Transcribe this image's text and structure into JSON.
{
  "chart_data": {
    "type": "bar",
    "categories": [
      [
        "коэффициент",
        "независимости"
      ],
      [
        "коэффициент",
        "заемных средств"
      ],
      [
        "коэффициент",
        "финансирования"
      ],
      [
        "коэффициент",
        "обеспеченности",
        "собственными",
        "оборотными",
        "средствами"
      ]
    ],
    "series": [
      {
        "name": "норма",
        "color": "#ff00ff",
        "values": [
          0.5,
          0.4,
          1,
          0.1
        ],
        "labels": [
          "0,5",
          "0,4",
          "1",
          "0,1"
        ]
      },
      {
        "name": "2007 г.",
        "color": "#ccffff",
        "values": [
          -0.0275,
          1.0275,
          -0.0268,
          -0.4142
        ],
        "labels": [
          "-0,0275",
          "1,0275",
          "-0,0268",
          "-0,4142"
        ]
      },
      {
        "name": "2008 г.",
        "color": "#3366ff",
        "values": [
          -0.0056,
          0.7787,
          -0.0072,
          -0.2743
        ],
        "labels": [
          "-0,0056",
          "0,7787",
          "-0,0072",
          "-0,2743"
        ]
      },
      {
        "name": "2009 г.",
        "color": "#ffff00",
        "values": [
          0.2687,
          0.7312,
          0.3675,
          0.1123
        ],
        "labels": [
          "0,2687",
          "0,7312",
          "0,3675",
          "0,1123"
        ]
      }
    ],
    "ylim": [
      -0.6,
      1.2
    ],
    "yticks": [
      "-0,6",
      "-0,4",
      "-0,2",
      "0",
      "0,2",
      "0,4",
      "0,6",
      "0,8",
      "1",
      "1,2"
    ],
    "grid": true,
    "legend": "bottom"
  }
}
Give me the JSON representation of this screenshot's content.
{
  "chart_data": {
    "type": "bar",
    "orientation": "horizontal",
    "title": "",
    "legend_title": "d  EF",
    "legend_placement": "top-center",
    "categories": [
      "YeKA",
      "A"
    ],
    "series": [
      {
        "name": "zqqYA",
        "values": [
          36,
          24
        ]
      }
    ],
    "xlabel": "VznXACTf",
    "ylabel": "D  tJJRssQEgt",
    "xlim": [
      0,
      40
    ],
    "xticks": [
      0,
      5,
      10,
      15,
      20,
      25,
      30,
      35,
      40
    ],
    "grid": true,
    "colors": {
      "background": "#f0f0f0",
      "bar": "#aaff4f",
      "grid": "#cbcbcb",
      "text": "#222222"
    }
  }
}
- - - - -
Short task: Locate the string "this" in the listing above and copy every line where it occurs.

Reply:
Transcribe this image's text and structure into JSON.
Give me the JSON representation of this screenshot's content.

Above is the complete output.